• [Material provided]
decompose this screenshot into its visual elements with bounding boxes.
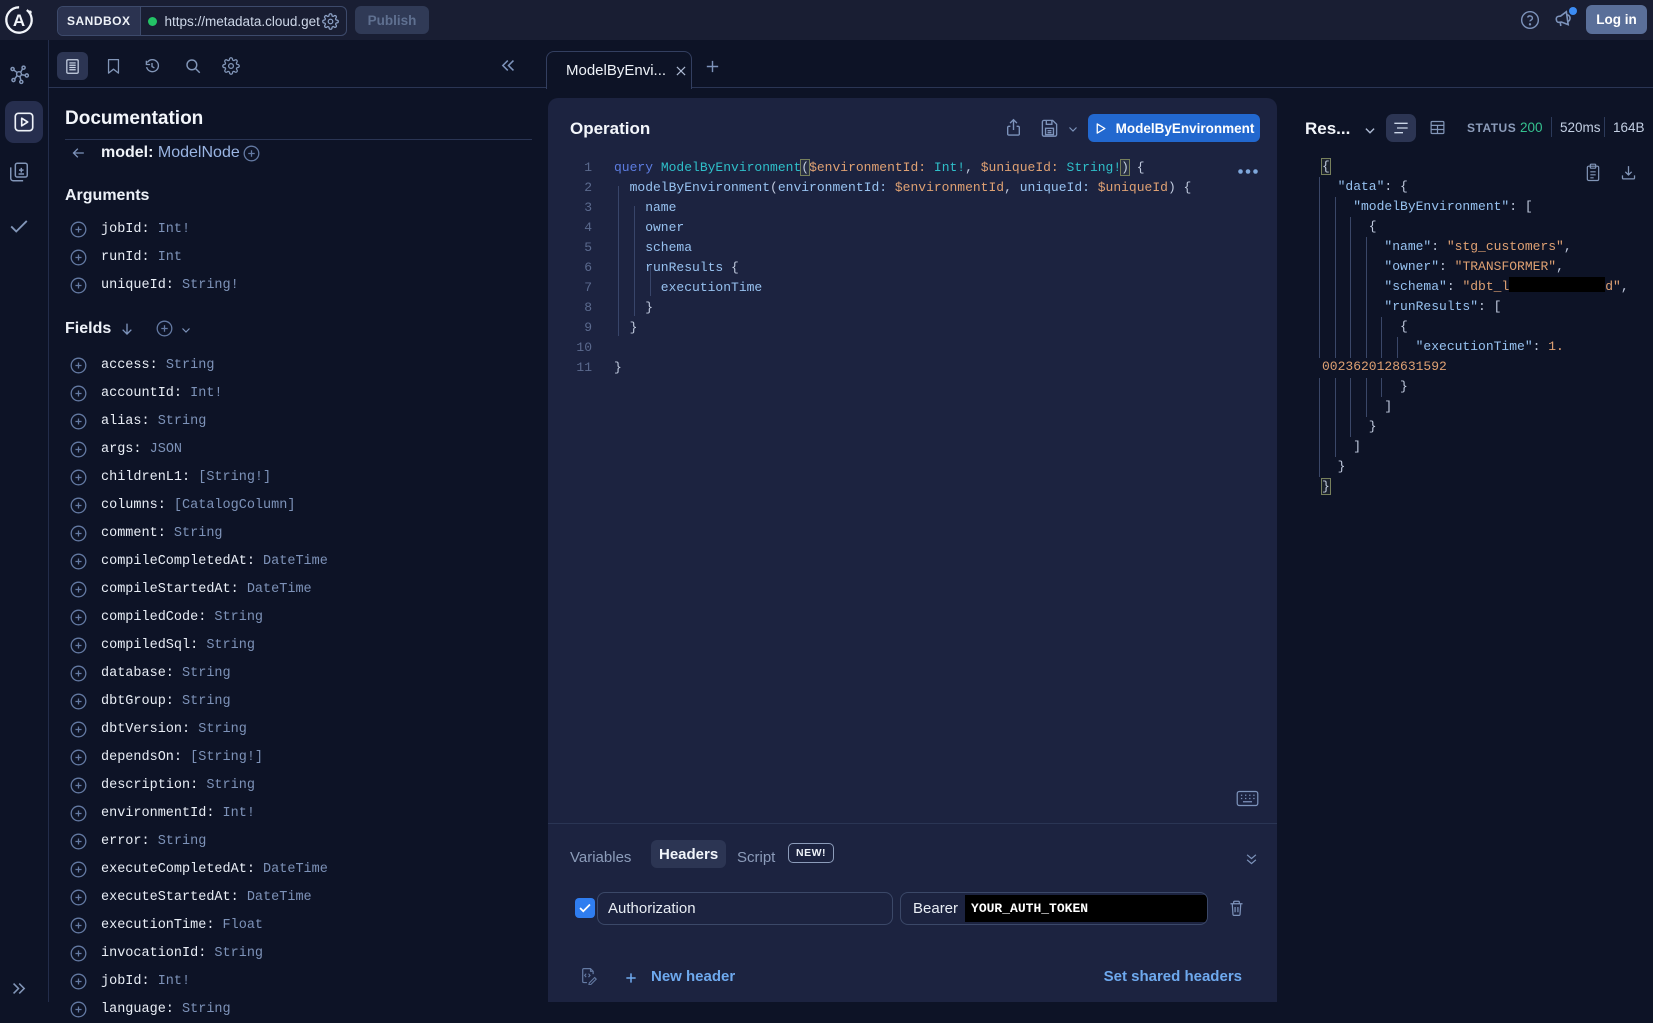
svg-text:A: A	[13, 11, 25, 30]
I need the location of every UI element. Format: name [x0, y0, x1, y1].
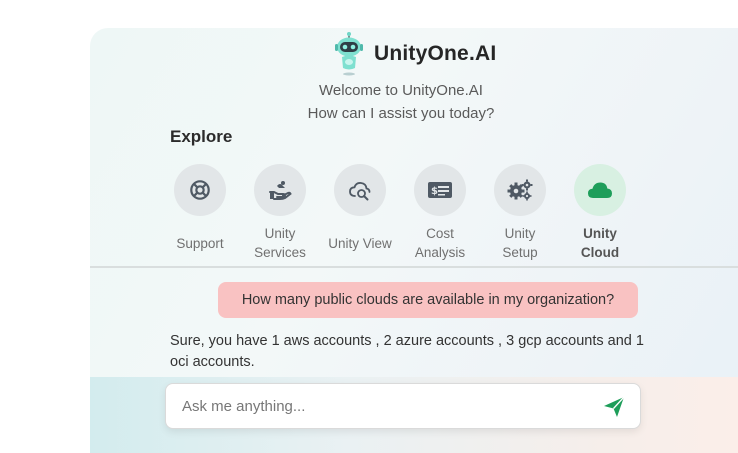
lifebuoy-icon	[190, 180, 210, 200]
robot-logo-icon	[333, 32, 365, 76]
unity-setup-circle	[494, 164, 546, 216]
cash-icon: $	[428, 182, 452, 198]
chat-header: UnityOne.AI Welcome to UnityOne.AI How c…	[90, 28, 738, 266]
send-button[interactable]	[602, 395, 626, 419]
unity-cloud-circle	[574, 164, 626, 216]
chat-window: UnityOne.AI Welcome to UnityOne.AI How c…	[90, 28, 738, 453]
welcome-subtitle: How can I assist you today?	[307, 105, 495, 122]
explore-item-cost-analysis[interactable]: $ Cost Analysis	[400, 164, 480, 262]
brand: UnityOne.AI	[333, 32, 496, 76]
welcome-title: Welcome to UnityOne.AI	[319, 82, 483, 99]
explore-item-label: Unity Cloud	[580, 226, 620, 260]
support-circle	[174, 164, 226, 216]
header-divider	[90, 266, 738, 268]
user-message-bubble: How many public clouds are available in …	[218, 282, 638, 318]
chat-input[interactable]	[180, 396, 584, 416]
cloud-search-icon	[349, 182, 371, 201]
unity-services-circle	[254, 164, 306, 216]
bot-message: Sure, you have 1 aws accounts , 2 azure …	[170, 333, 644, 370]
explore-item-unity-view[interactable]: Unity View	[320, 164, 400, 253]
explore-item-unity-setup[interactable]: Unity Setup	[480, 164, 560, 262]
hand-service-icon	[269, 181, 292, 200]
explore-item-unity-services[interactable]: Unity Services	[240, 164, 320, 262]
explore-item-label: Unity Services	[254, 226, 306, 260]
explore-item-unity-cloud[interactable]: Unity Cloud	[560, 164, 640, 262]
gears-icon	[507, 179, 533, 201]
explore-item-label: Cost Analysis	[414, 226, 466, 260]
brand-name: UnityOne.AI	[374, 42, 497, 65]
explore-item-label: Unity Setup	[502, 226, 538, 260]
svg-text:$: $	[431, 186, 438, 197]
unity-view-circle	[334, 164, 386, 216]
cost-analysis-circle: $	[414, 164, 466, 216]
explore-item-support[interactable]: Support	[160, 164, 240, 253]
composer	[165, 383, 641, 429]
cloud-icon	[588, 182, 612, 198]
explore-item-label: Support	[176, 236, 224, 251]
explore-item-label: Unity View	[328, 236, 392, 251]
send-icon	[604, 396, 625, 417]
explore-title: Explore	[170, 127, 233, 146]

• [Problem requirements] Copy every row above word for word, leaving out the pictures.

• [Task solution]
decompose this screenshot into its visual elements with bounding boxes.
svg-text:A: A	[13, 11, 25, 30]
I need the location of every UI element. Format: name [x0, y0, x1, y1].
lifebuoy-icon	[190, 180, 210, 200]
robot-logo-icon	[333, 32, 365, 76]
unity-setup-circle	[494, 164, 546, 216]
cash-icon: $	[428, 182, 452, 198]
chat-header: UnityOne.AI Welcome to UnityOne.AI How c…	[90, 28, 738, 266]
send-button[interactable]	[602, 395, 626, 419]
unity-cloud-circle	[574, 164, 626, 216]
chat-window: UnityOne.AI Welcome to UnityOne.AI How c…	[90, 28, 738, 453]
welcome-subtitle: How can I assist you today?	[307, 105, 495, 122]
explore-item-cost-analysis[interactable]: $ Cost Analysis	[400, 164, 480, 262]
brand: UnityOne.AI	[333, 32, 496, 76]
welcome-title: Welcome to UnityOne.AI	[319, 82, 483, 99]
explore-item-label: Unity Cloud	[580, 226, 620, 260]
support-circle	[174, 164, 226, 216]
header-divider	[90, 266, 738, 268]
user-message-bubble: How many public clouds are available in …	[218, 282, 638, 318]
chat-input[interactable]	[180, 396, 584, 416]
cloud-search-icon	[349, 182, 371, 201]
unity-services-circle	[254, 164, 306, 216]
bot-message: Sure, you have 1 aws accounts , 2 azure …	[170, 333, 644, 370]
explore-item-unity-view[interactable]: Unity View	[320, 164, 400, 253]
explore-item-unity-setup[interactable]: Unity Setup	[480, 164, 560, 262]
hand-service-icon	[269, 181, 292, 200]
explore-item-unity-services[interactable]: Unity Services	[240, 164, 320, 262]
explore-item-label: Unity Services	[254, 226, 306, 260]
explore-item-unity-cloud[interactable]: Unity Cloud	[560, 164, 640, 262]
gears-icon	[507, 179, 533, 201]
explore-item-label: Cost Analysis	[414, 226, 466, 260]
brand-name: UnityOne.AI	[374, 42, 497, 65]
explore-item-label: Unity Setup	[502, 226, 538, 260]
svg-text:$: $	[431, 186, 438, 197]
unity-view-circle	[334, 164, 386, 216]
cost-analysis-circle: $	[414, 164, 466, 216]
explore-item-support[interactable]: Support	[160, 164, 240, 253]
composer	[165, 383, 641, 429]
cloud-icon	[588, 182, 612, 198]
explore-item-label: Support	[176, 236, 224, 251]
explore-item-label: Unity View	[328, 236, 392, 251]
send-icon	[604, 396, 625, 417]
explore-title: Explore	[170, 127, 233, 146]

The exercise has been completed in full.